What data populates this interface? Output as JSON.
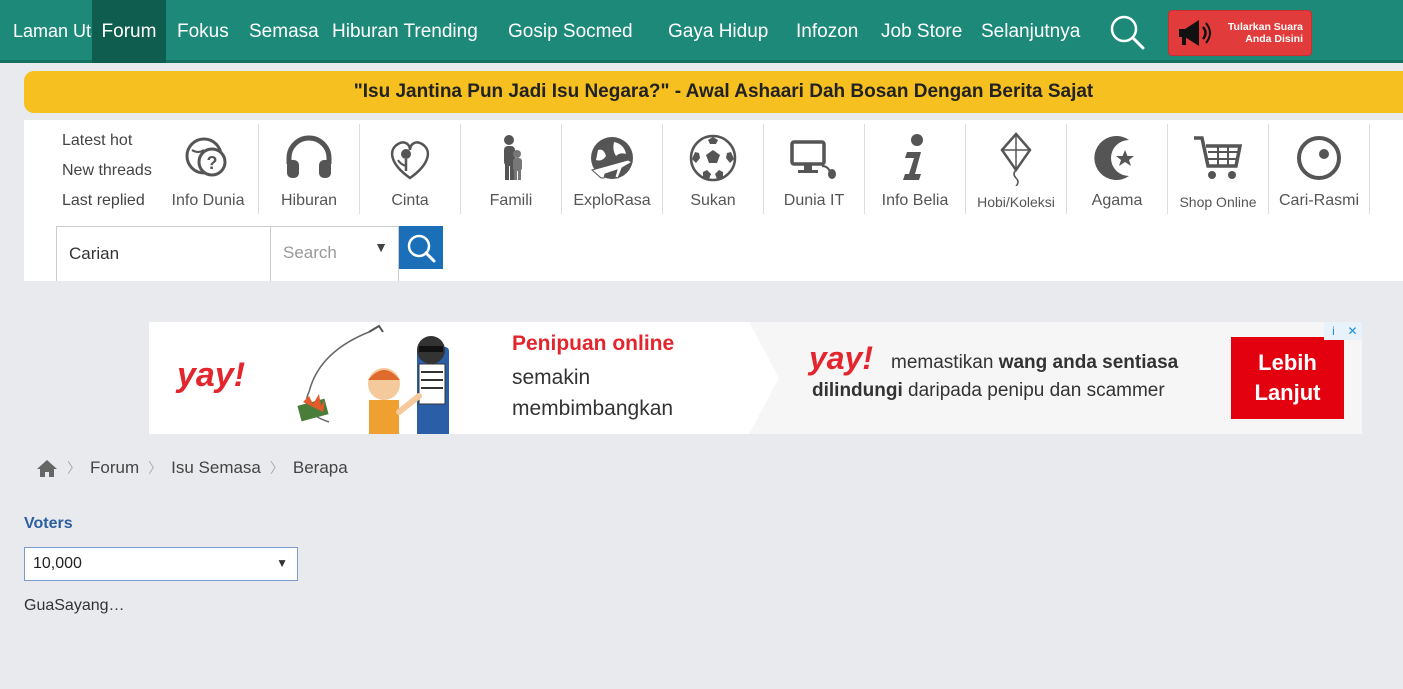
{
  "nav": {
    "home": "Laman Utama",
    "items": [
      "Forum",
      "Fokus",
      "Semasa",
      "Hiburan Trending",
      "Gosip Socmed",
      "Gaya Hidup",
      "Infozon",
      "Job Store",
      "Selanjutnya"
    ],
    "promo_line1": "Tularkan Suara",
    "promo_line2": "Anda Disini",
    "search_icon": "search-icon",
    "accent_color": "#1d8a79"
  },
  "headline": "\"Isu Jantina Pun Jadi Isu Negara?\" - Awal Ashaari Dah Bosan Dengan Berita Sajat",
  "quick_links": [
    "Latest hot",
    "New threads",
    "Last replied"
  ],
  "categories": [
    {
      "label": "Info Dunia",
      "icon": "globe-question-icon"
    },
    {
      "label": "Hiburan",
      "icon": "headphones-icon"
    },
    {
      "label": "Cinta",
      "icon": "heart-flower-icon"
    },
    {
      "label": "Famili",
      "icon": "family-icon"
    },
    {
      "label": "ExploRasa",
      "icon": "globe-plane-icon"
    },
    {
      "label": "Sukan",
      "icon": "soccer-ball-icon"
    },
    {
      "label": "Dunia IT",
      "icon": "computer-icon"
    },
    {
      "label": "Info Belia",
      "icon": "info-icon"
    },
    {
      "label": "Hobi/Koleksi",
      "icon": "kite-icon"
    },
    {
      "label": "Agama",
      "icon": "crescent-star-icon"
    },
    {
      "label": "Shop Online",
      "icon": "cart-icon"
    },
    {
      "label": "Cari-Rasmi",
      "icon": "cari-logo-icon"
    }
  ],
  "search": {
    "value": "Carian",
    "scope_placeholder": "Search"
  },
  "ad": {
    "brand": "yay!",
    "headline": "Penipuan online",
    "line2": "semakin",
    "line3": "membimbangkan",
    "tag_part1": "memastikan ",
    "tag_bold1": "wang anda sentiasa",
    "tag_bold2": "dilindungi",
    "tag_part2": " daripada penipu dan scammer",
    "cta_line1": "Lebih",
    "cta_line2": "Lanjut",
    "info": "i",
    "close": "✕",
    "brand_color": "#e3262e"
  },
  "breadcrumb": [
    "Forum",
    "Isu Semasa",
    "Berapa"
  ],
  "poll": {
    "label": "Voters",
    "selected": "10,000",
    "option": "GuaSayang…"
  }
}
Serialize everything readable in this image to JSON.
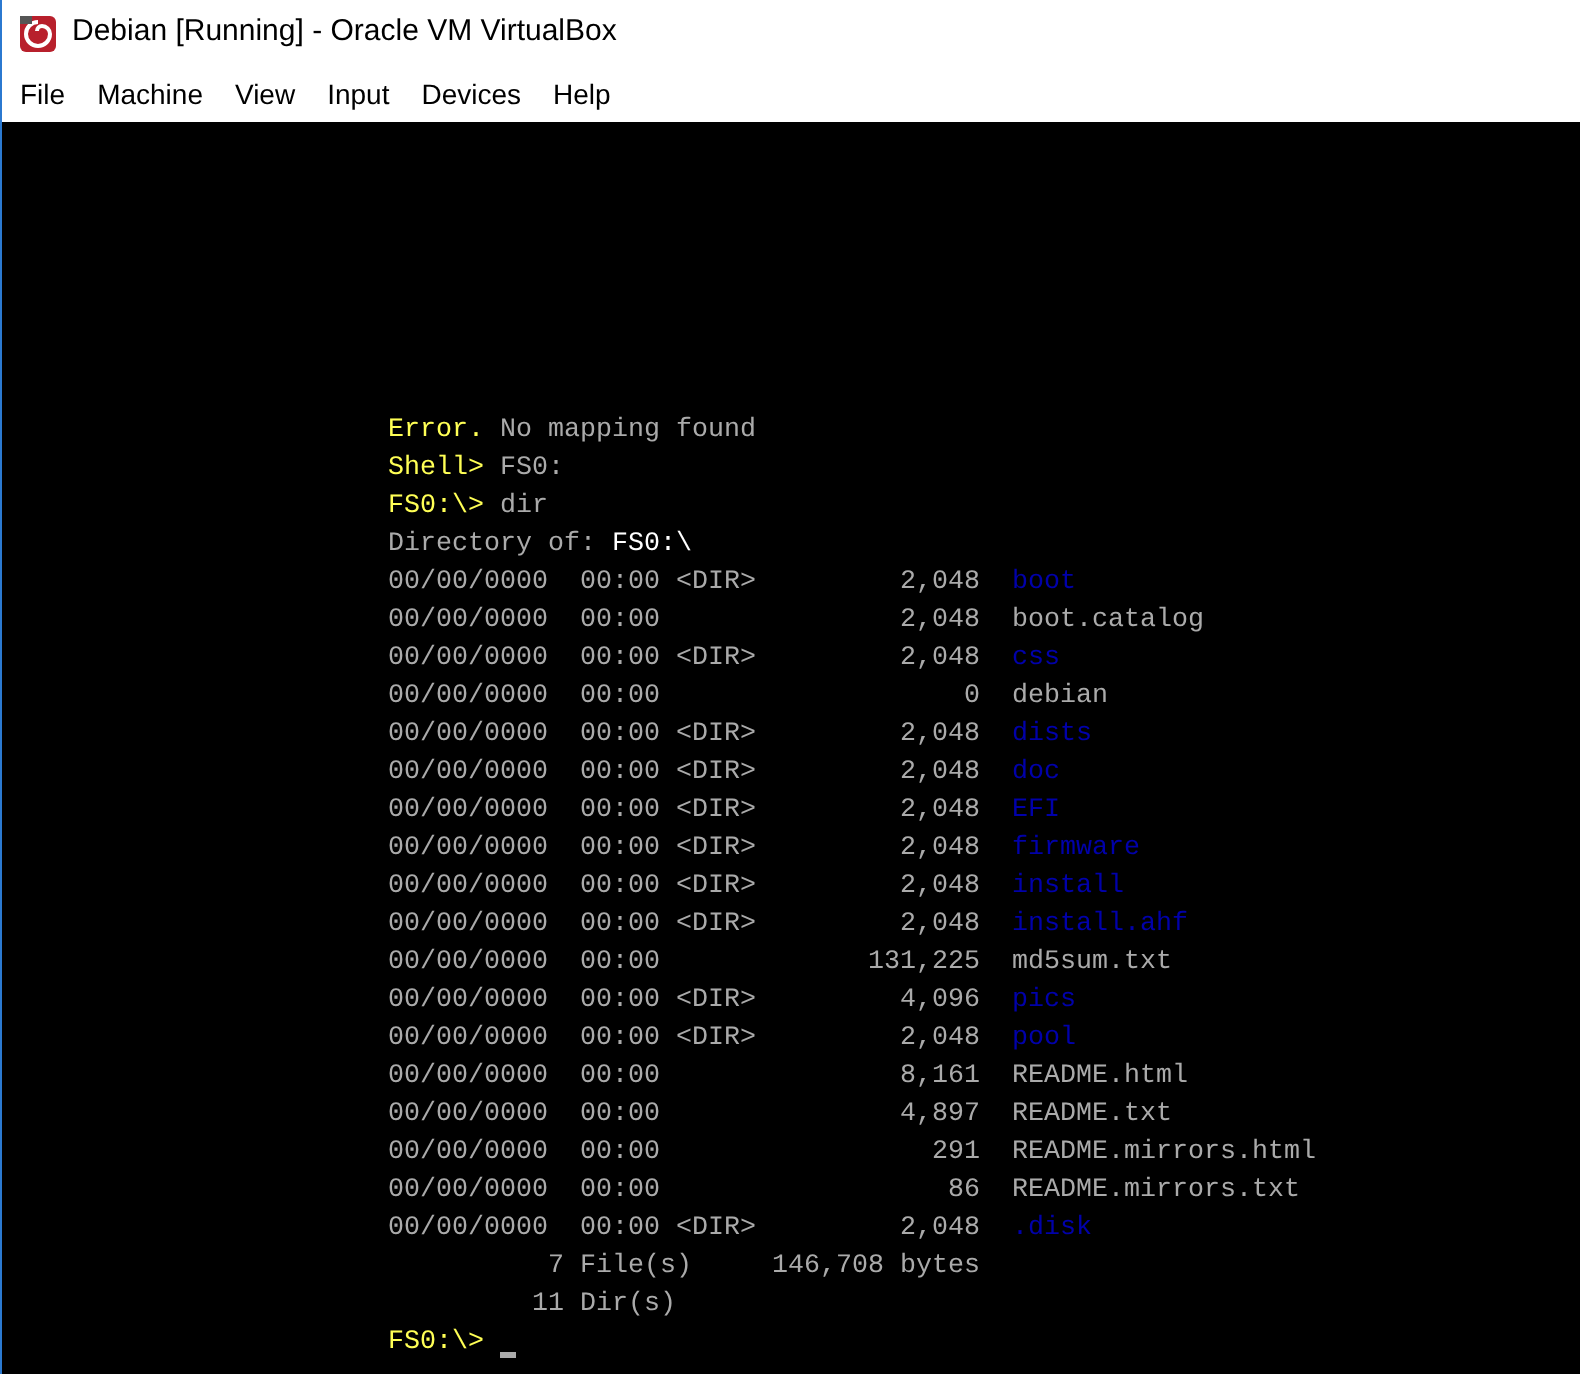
{
  "window": {
    "title": "Debian [Running] - Oracle VM VirtualBox"
  },
  "menu": [
    "File",
    "Machine",
    "View",
    "Input",
    "Devices",
    "Help"
  ],
  "console": {
    "messages": [
      {
        "segments": [
          {
            "text": "Error.",
            "kind": "prompt"
          },
          {
            "text": "No mapping found",
            "kind": "output"
          }
        ]
      },
      {
        "segments": [
          {
            "text": "Shell>",
            "kind": "prompt"
          },
          {
            "text": "FS0:",
            "kind": "output"
          }
        ]
      },
      {
        "segments": [
          {
            "text": "FS0:\\>",
            "kind": "prompt"
          },
          {
            "text": "dir",
            "kind": "output"
          }
        ]
      },
      {
        "segments": [
          {
            "text": "Directory of:",
            "kind": "output"
          },
          {
            "text": "FS0:\\",
            "kind": "emphasis"
          }
        ]
      }
    ],
    "entries": [
      {
        "date": "00/00/0000",
        "time": "00:00",
        "tag": "<DIR>",
        "size": "2,048",
        "name": "boot",
        "directory": true
      },
      {
        "date": "00/00/0000",
        "time": "00:00",
        "size": "2,048",
        "name": "boot.catalog",
        "directory": false
      },
      {
        "date": "00/00/0000",
        "time": "00:00",
        "tag": "<DIR>",
        "size": "2,048",
        "name": "css",
        "directory": true
      },
      {
        "date": "00/00/0000",
        "time": "00:00",
        "size": "0",
        "name": "debian",
        "directory": false
      },
      {
        "date": "00/00/0000",
        "time": "00:00",
        "tag": "<DIR>",
        "size": "2,048",
        "name": "dists",
        "directory": true
      },
      {
        "date": "00/00/0000",
        "time": "00:00",
        "tag": "<DIR>",
        "size": "2,048",
        "name": "doc",
        "directory": true
      },
      {
        "date": "00/00/0000",
        "time": "00:00",
        "tag": "<DIR>",
        "size": "2,048",
        "name": "EFI",
        "directory": true
      },
      {
        "date": "00/00/0000",
        "time": "00:00",
        "tag": "<DIR>",
        "size": "2,048",
        "name": "firmware",
        "directory": true
      },
      {
        "date": "00/00/0000",
        "time": "00:00",
        "tag": "<DIR>",
        "size": "2,048",
        "name": "install",
        "directory": true
      },
      {
        "date": "00/00/0000",
        "time": "00:00",
        "tag": "<DIR>",
        "size": "2,048",
        "name": "install.ahf",
        "directory": true
      },
      {
        "date": "00/00/0000",
        "time": "00:00",
        "size": "131,225",
        "name": "md5sum.txt",
        "directory": false
      },
      {
        "date": "00/00/0000",
        "time": "00:00",
        "tag": "<DIR>",
        "size": "4,096",
        "name": "pics",
        "directory": true
      },
      {
        "date": "00/00/0000",
        "time": "00:00",
        "tag": "<DIR>",
        "size": "2,048",
        "name": "pool",
        "directory": true
      },
      {
        "date": "00/00/0000",
        "time": "00:00",
        "size": "8,161",
        "name": "README.html",
        "directory": false
      },
      {
        "date": "00/00/0000",
        "time": "00:00",
        "size": "4,897",
        "name": "README.txt",
        "directory": false
      },
      {
        "date": "00/00/0000",
        "time": "00:00",
        "size": "291",
        "name": "README.mirrors.html",
        "directory": false
      },
      {
        "date": "00/00/0000",
        "time": "00:00",
        "size": "86",
        "name": "README.mirrors.txt",
        "directory": false
      },
      {
        "date": "00/00/0000",
        "time": "00:00",
        "tag": "<DIR>",
        "size": "2,048",
        "name": ".disk",
        "directory": true
      }
    ],
    "summary": [
      {
        "count": "7",
        "label": "File(s)",
        "total": "146,708",
        "unit": "bytes"
      },
      {
        "count": "11",
        "label": "Dir(s)"
      }
    ],
    "prompt": "FS0:\\>"
  }
}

______________________________

**YOUR TASK:**
Select all lines in the listing that include the word "README".

**OUTPUT OF THE EXERCISE:**
        "name": "README.html",
        "name": "README.txt",
        "name": "README.mirrors.html",
        "name": "README.mirrors.txt",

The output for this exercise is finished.